* **Data in this exercise**
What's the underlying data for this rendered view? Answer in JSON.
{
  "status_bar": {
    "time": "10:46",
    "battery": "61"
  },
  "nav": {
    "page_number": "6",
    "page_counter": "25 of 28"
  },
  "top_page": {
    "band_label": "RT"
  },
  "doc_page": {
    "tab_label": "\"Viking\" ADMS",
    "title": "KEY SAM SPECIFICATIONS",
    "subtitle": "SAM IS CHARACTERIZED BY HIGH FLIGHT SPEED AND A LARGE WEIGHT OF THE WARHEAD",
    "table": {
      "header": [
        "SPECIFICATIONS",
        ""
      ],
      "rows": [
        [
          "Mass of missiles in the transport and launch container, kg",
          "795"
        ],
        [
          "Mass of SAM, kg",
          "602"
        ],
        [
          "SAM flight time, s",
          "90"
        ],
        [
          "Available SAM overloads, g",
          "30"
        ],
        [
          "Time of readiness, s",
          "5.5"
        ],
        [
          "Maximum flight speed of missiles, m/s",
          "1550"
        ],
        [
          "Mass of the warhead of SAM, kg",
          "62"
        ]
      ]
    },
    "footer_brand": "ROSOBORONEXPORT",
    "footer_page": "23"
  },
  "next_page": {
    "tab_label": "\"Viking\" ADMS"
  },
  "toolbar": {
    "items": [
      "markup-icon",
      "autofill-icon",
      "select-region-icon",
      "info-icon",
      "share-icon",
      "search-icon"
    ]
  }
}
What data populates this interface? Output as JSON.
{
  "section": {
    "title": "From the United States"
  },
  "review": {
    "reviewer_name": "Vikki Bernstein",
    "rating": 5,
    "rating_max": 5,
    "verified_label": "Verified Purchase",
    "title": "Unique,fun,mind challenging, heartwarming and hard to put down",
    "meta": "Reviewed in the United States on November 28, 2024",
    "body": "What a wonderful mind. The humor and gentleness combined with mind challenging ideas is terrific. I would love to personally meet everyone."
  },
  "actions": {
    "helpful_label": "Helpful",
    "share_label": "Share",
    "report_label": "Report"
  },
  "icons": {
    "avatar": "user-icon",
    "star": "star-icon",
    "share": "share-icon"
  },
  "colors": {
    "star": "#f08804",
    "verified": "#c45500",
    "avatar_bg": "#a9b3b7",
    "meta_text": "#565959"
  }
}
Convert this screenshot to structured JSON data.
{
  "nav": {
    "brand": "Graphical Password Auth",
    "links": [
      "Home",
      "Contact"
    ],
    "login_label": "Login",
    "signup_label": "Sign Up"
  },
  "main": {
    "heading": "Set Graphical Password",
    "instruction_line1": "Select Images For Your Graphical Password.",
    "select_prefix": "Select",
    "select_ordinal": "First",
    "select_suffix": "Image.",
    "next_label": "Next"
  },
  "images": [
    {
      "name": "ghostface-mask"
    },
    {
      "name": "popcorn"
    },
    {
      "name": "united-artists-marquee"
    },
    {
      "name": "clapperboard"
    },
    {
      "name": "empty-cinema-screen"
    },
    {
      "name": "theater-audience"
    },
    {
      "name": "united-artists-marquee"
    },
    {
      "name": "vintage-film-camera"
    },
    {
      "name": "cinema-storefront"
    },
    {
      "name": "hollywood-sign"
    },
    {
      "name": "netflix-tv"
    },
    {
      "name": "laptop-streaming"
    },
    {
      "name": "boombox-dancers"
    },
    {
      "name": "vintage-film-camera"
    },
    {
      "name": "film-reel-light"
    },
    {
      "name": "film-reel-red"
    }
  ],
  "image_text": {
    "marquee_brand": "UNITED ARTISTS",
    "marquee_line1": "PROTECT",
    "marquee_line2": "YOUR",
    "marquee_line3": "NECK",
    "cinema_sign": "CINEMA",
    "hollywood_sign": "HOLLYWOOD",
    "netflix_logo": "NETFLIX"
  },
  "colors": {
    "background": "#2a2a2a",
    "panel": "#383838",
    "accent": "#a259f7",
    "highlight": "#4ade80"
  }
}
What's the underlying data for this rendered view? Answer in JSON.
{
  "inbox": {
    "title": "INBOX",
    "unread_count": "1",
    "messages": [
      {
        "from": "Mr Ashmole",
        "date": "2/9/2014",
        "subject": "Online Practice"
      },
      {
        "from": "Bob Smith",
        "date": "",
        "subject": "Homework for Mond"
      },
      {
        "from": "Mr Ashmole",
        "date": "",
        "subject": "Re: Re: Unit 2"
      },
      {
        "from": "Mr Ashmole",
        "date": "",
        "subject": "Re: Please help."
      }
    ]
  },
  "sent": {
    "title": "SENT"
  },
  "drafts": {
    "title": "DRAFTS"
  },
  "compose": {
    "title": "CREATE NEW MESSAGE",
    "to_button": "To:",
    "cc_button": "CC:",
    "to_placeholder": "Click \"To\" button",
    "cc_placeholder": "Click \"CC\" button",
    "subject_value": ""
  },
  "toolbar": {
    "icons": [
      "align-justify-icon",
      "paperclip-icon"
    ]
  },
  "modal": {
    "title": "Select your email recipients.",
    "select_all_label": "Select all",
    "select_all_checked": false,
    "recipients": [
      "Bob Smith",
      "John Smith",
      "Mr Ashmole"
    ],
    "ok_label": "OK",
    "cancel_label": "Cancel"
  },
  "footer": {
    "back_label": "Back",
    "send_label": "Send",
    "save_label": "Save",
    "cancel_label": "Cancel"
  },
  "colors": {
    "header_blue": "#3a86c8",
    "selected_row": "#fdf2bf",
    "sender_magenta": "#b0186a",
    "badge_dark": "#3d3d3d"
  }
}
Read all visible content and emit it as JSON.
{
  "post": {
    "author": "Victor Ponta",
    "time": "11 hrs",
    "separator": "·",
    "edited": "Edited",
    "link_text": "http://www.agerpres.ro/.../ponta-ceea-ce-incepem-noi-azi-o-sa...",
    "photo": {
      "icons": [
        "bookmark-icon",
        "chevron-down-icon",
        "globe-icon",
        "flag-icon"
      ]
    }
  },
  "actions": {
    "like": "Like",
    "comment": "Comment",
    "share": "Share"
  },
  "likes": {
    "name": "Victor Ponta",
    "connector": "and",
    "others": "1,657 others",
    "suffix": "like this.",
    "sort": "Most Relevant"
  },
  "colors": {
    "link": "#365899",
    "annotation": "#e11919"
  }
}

* **Aim of the exercise**
Give back exactly the lines from the line containing "Read all visible content and emit it as JSON." to the end of the entries, and no other lines.

* **Output of the exercise**
Read all visible content and emit it as JSON.
{
  "post": {
    "author": "Victor Ponta",
    "time": "11 hrs",
    "separator": "·",
    "edited": "Edited",
    "link_text": "http://www.agerpres.ro/.../ponta-ceea-ce-incepem-noi-azi-o-sa...",
    "photo": {
      "icons": [
        "bookmark-icon",
        "chevron-down-icon",
        "globe-icon",
        "flag-icon"
      ]
    }
  },
  "actions": {
    "like": "Like",
    "comment": "Comment",
    "share": "Share"
  },
  "likes": {
    "name": "Victor Ponta",
    "connector": "and",
    "others": "1,657 others",
    "suffix": "like this.",
    "sort": "Most Relevant"
  },
  "colors": {
    "link": "#365899",
    "annotation": "#e11919"
  }
}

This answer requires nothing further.